- **Challenge**
Print each line of the listing once more, precisely as given.

## start Excerpted data

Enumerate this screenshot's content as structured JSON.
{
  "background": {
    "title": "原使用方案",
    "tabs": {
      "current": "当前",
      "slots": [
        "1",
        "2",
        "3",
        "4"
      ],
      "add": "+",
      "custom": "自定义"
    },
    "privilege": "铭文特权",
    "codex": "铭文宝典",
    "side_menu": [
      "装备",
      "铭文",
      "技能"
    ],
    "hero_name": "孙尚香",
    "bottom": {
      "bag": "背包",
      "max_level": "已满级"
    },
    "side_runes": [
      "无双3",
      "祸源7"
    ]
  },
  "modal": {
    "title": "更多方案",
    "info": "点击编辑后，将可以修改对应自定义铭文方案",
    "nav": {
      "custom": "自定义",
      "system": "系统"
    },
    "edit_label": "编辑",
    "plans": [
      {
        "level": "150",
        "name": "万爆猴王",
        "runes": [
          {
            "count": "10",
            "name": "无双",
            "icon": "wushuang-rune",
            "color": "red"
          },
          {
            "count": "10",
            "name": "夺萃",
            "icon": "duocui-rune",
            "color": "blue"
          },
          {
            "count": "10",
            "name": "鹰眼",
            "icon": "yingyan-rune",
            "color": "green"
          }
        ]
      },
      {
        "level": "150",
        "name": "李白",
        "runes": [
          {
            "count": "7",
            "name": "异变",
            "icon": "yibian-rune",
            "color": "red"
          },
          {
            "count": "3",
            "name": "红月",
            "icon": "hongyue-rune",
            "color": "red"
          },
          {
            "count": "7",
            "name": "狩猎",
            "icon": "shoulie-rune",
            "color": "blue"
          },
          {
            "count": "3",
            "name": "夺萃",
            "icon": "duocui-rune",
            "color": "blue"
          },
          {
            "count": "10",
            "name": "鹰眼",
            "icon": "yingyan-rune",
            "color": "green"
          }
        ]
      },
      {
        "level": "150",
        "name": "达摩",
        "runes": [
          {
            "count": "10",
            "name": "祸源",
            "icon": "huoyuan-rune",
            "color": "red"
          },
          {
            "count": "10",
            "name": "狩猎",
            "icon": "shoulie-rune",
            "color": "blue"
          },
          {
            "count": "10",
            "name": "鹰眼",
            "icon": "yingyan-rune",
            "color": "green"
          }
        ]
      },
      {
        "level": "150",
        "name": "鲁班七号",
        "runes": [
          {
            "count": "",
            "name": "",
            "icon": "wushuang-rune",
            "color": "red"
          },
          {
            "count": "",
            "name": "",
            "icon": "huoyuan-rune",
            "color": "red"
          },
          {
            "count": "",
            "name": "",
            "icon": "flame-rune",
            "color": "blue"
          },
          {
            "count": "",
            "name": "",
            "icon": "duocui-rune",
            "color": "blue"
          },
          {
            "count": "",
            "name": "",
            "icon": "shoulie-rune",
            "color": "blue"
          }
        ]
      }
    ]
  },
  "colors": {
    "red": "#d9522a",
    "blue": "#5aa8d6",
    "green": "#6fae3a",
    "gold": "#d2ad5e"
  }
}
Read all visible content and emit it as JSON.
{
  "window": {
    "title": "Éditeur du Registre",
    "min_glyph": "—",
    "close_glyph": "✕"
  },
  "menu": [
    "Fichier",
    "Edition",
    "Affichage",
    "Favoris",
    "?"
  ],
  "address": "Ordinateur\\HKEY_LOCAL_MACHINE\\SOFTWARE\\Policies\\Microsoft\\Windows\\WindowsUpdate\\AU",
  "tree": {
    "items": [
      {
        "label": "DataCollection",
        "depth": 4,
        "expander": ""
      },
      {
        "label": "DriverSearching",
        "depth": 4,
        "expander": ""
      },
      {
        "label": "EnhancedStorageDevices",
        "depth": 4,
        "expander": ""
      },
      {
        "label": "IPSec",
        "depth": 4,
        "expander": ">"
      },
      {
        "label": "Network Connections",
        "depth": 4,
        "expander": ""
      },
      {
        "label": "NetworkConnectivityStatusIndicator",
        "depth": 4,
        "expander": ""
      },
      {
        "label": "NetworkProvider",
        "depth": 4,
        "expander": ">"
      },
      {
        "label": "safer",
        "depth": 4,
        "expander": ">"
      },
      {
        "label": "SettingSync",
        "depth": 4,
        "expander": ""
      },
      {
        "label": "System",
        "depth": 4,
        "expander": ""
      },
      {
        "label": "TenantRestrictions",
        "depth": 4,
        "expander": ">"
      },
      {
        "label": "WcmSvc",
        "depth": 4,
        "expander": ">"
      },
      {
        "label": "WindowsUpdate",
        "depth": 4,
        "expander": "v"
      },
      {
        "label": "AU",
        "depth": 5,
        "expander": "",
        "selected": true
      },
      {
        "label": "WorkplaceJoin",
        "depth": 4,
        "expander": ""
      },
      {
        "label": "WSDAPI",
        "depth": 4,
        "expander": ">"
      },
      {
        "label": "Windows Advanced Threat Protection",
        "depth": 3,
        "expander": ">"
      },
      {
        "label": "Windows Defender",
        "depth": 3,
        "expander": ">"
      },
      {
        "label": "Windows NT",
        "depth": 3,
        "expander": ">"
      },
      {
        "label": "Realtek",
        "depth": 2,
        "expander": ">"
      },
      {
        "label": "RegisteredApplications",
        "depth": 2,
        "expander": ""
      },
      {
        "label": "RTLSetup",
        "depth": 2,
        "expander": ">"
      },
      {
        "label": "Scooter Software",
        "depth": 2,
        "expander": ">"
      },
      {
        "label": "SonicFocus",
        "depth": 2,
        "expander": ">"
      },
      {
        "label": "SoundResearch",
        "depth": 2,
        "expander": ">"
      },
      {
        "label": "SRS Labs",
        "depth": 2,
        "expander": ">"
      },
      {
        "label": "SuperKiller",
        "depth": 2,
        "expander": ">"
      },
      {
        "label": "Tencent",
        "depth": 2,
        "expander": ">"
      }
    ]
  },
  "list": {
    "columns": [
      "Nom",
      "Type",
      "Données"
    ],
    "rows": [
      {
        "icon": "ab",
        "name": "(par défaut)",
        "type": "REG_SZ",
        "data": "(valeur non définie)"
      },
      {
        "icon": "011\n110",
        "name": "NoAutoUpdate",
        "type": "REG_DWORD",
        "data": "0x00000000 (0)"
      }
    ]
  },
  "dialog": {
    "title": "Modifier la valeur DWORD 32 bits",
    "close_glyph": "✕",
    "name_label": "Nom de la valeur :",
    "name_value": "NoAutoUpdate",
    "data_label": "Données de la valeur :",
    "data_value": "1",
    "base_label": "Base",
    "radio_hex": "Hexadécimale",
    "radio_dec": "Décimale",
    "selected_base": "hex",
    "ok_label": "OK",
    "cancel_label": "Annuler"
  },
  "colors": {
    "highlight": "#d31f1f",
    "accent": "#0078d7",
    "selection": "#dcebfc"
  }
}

## end Excerpted data

- **Expected answer**
Enumerate this screenshot's content as structured JSON.
{
  "background": {
    "title": "原使用方案",
    "tabs": {
      "current": "当前",
      "slots": [
        "1",
        "2",
        "3",
        "4"
      ],
      "add": "+",
      "custom": "自定义"
    },
    "privilege": "铭文特权",
    "codex": "铭文宝典",
    "side_menu": [
      "装备",
      "铭文",
      "技能"
    ],
    "hero_name": "孙尚香",
    "bottom": {
      "bag": "背包",
      "max_level": "已满级"
    },
    "side_runes": [
      "无双3",
      "祸源7"
    ]
  },
  "modal": {
    "title": "更多方案",
    "info": "点击编辑后，将可以修改对应自定义铭文方案",
    "nav": {
      "custom": "自定义",
      "system": "系统"
    },
    "edit_label": "编辑",
    "plans": [
      {
        "level": "150",
        "name": "万爆猴王",
        "runes": [
          {
            "count": "10",
            "name": "无双",
            "icon": "wushuang-rune",
            "color": "red"
          },
          {
            "count": "10",
            "name": "夺萃",
            "icon": "duocui-rune",
            "color": "blue"
          },
          {
            "count": "10",
            "name": "鹰眼",
            "icon": "yingyan-rune",
            "color": "green"
          }
        ]
      },
      {
        "level": "150",
        "name": "李白",
        "runes": [
          {
            "count": "7",
            "name": "异变",
            "icon": "yibian-rune",
            "color": "red"
          },
          {
            "count": "3",
            "name": "红月",
            "icon": "hongyue-rune",
            "color": "red"
          },
          {
            "count": "7",
            "name": "狩猎",
            "icon": "shoulie-rune",
            "color": "blue"
          },
          {
            "count": "3",
            "name": "夺萃",
            "icon": "duocui-rune",
            "color": "blue"
          },
          {
            "count": "10",
            "name": "鹰眼",
            "icon": "yingyan-rune",
            "color": "green"
          }
        ]
      },
      {
        "level": "150",
        "name": "达摩",
        "runes": [
          {
            "count": "10",
            "name": "祸源",
            "icon": "huoyuan-rune",
            "color": "red"
          },
          {
            "count": "10",
            "name": "狩猎",
            "icon": "shoulie-rune",
            "color": "blue"
          },
          {
            "count": "10",
            "name": "鹰眼",
            "icon": "yingyan-rune",
            "color": "green"
          }
        ]
      },
      {
        "level": "150",
        "name": "鲁班七号",
        "runes": [
          {
            "count": "",
            "name": "",
            "icon": "wushuang-rune",
            "color": "red"
          },
          {
            "count": "",
            "name": "",
            "icon": "huoyuan-rune",
            "color": "red"
          },
          {
            "count": "",
            "name": "",
            "icon": "flame-rune",
            "color": "blue"
          },
          {
            "count": "",
            "name": "",
            "icon": "duocui-rune",
            "color": "blue"
          },
          {
            "count": "",
            "name": "",
            "icon": "shoulie-rune",
            "color": "blue"
          }
        ]
      }
    ]
  },
  "colors": {
    "red": "#d9522a",
    "blue": "#5aa8d6",
    "green": "#6fae3a",
    "gold": "#d2ad5e"
  }
}
Read all visible content and emit it as JSON.
{
  "window": {
    "title": "Éditeur du Registre",
    "min_glyph": "—",
    "close_glyph": "✕"
  },
  "menu": [
    "Fichier",
    "Edition",
    "Affichage",
    "Favoris",
    "?"
  ],
  "address": "Ordinateur\\HKEY_LOCAL_MACHINE\\SOFTWARE\\Policies\\Microsoft\\Windows\\WindowsUpdate\\AU",
  "tree": {
    "items": [
      {
        "label": "DataCollection",
        "depth": 4,
        "expander": ""
      },
      {
        "label": "DriverSearching",
        "depth": 4,
        "expander": ""
      },
      {
        "label": "EnhancedStorageDevices",
        "depth": 4,
        "expander": ""
      },
      {
        "label": "IPSec",
        "depth": 4,
        "expander": ">"
      },
      {
        "label": "Network Connections",
        "depth": 4,
        "expander": ""
      },
      {
        "label": "NetworkConnectivityStatusIndicator",
        "depth": 4,
        "expander": ""
      },
      {
        "label": "NetworkProvider",
        "depth": 4,
        "expander": ">"
      },
      {
        "label": "safer",
        "depth": 4,
        "expander": ">"
      },
      {
        "label": "SettingSync",
        "depth": 4,
        "expander": ""
      },
      {
        "label": "System",
        "depth": 4,
        "expander": ""
      },
      {
        "label": "TenantRestrictions",
        "depth": 4,
        "expander": ">"
      },
      {
        "label": "WcmSvc",
        "depth": 4,
        "expander": ">"
      },
      {
        "label": "WindowsUpdate",
        "depth": 4,
        "expander": "v"
      },
      {
        "label": "AU",
        "depth": 5,
        "expander": "",
        "selected": true
      },
      {
        "label": "WorkplaceJoin",
        "depth": 4,
        "expander": ""
      },
      {
        "label": "WSDAPI",
        "depth": 4,
        "expander": ">"
      },
      {
        "label": "Windows Advanced Threat Protection",
        "depth": 3,
        "expander": ">"
      },
      {
        "label": "Windows Defender",
        "depth": 3,
        "expander": ">"
      },
      {
        "label": "Windows NT",
        "depth": 3,
        "expander": ">"
      },
      {
        "label": "Realtek",
        "depth": 2,
        "expander": ">"
      },
      {
        "label": "RegisteredApplications",
        "depth": 2,
        "expander": ""
      },
      {
        "label": "RTLSetup",
        "depth": 2,
        "expander": ">"
      },
      {
        "label": "Scooter Software",
        "depth": 2,
        "expander": ">"
      },
      {
        "label": "SonicFocus",
        "depth": 2,
        "expander": ">"
      },
      {
        "label": "SoundResearch",
        "depth": 2,
        "expander": ">"
      },
      {
        "label": "SRS Labs",
        "depth": 2,
        "expander": ">"
      },
      {
        "label": "SuperKiller",
        "depth": 2,
        "expander": ">"
      },
      {
        "label": "Tencent",
        "depth": 2,
        "expander": ">"
      }
    ]
  },
  "list": {
    "columns": [
      "Nom",
      "Type",
      "Données"
    ],
    "rows": [
      {
        "icon": "ab",
        "name": "(par défaut)",
        "type": "REG_SZ",
        "data": "(valeur non définie)"
      },
      {
        "icon": "011\n110",
        "name": "NoAutoUpdate",
        "type": "REG_DWORD",
        "data": "0x00000000 (0)"
      }
    ]
  },
  "dialog": {
    "title": "Modifier la valeur DWORD 32 bits",
    "close_glyph": "✕",
    "name_label": "Nom de la valeur :",
    "name_value": "NoAutoUpdate",
    "data_label": "Données de la valeur :",
    "data_value": "1",
    "base_label": "Base",
    "radio_hex": "Hexadécimale",
    "radio_dec": "Décimale",
    "selected_base": "hex",
    "ok_label": "OK",
    "cancel_label": "Annuler"
  },
  "colors": {
    "highlight": "#d31f1f",
    "accent": "#0078d7",
    "selection": "#dcebfc"
  }
}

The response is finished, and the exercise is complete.